Locate each line in the entries below that contains the string "List", and copy those lines. Matches are case-sensitive.

[START OF Input rows]

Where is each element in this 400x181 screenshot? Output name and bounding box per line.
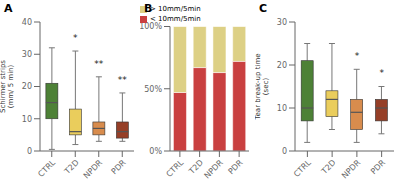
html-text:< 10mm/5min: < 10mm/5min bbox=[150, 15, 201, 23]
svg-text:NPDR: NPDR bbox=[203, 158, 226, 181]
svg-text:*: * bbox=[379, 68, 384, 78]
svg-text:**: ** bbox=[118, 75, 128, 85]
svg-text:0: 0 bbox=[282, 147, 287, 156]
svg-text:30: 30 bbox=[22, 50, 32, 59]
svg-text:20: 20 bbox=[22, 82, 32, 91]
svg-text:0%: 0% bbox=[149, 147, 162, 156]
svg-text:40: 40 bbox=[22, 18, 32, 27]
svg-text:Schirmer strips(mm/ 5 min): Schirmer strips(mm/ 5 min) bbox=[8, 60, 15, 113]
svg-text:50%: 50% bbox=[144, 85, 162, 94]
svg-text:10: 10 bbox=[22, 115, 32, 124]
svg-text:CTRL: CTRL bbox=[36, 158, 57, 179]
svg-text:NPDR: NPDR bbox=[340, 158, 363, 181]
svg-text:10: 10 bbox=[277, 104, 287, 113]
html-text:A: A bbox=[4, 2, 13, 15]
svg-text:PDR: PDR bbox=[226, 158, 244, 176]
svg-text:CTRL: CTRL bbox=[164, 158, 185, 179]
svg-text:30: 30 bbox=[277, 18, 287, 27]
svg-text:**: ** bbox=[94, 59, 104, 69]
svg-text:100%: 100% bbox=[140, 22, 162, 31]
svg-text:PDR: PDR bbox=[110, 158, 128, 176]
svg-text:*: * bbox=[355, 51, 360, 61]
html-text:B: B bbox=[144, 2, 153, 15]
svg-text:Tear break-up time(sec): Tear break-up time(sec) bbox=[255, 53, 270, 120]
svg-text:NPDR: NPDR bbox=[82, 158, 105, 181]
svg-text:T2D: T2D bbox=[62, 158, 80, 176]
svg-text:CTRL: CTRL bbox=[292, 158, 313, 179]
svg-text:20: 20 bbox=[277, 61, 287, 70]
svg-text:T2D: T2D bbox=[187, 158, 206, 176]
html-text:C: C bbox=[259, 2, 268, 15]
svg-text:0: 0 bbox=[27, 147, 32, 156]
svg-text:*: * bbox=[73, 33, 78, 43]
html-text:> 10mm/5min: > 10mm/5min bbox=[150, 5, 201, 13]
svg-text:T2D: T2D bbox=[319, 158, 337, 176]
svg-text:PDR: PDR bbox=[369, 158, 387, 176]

[END OF Input rows]
[START OF Input rows]

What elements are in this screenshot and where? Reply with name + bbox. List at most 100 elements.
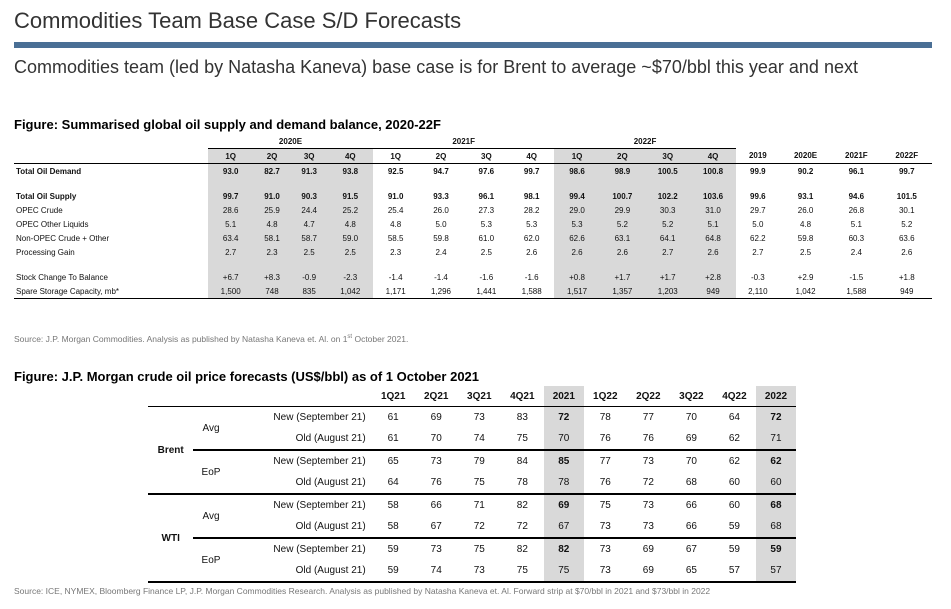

[END OF Input rows]
[START OF Input rows]

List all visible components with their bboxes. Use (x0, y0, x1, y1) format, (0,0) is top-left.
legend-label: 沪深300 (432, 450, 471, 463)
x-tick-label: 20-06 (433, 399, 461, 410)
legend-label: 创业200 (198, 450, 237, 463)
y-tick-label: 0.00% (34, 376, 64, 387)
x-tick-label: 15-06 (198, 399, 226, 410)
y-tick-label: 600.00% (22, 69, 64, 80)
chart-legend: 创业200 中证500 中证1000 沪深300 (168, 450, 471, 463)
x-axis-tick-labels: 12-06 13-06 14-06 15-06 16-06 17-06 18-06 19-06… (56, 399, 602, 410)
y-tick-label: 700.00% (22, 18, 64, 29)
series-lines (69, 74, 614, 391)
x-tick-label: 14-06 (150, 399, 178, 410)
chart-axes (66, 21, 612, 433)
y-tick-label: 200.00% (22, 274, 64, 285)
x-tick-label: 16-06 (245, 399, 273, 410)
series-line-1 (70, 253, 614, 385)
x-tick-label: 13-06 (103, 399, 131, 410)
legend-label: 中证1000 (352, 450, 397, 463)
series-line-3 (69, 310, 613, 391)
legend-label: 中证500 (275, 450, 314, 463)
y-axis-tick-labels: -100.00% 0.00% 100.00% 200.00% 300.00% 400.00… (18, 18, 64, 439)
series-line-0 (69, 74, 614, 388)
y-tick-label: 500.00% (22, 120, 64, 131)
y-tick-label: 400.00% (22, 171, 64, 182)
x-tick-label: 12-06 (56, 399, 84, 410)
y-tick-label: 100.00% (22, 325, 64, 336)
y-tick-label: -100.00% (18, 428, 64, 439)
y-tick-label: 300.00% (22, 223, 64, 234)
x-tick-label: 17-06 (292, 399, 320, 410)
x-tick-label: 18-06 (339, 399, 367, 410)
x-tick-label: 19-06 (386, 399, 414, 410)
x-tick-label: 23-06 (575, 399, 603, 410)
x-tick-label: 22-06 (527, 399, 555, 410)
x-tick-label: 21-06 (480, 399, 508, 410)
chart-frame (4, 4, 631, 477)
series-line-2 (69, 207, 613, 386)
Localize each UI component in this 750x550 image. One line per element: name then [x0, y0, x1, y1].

[END OF Input rows]

*Result of this exercise*
What elements are in this screenshot and where? Reply with name + bbox. List at most 100 elements.
List all visible components with their bboxes. Use (x0, y0, x1, y1) format, (0,0) is top-left.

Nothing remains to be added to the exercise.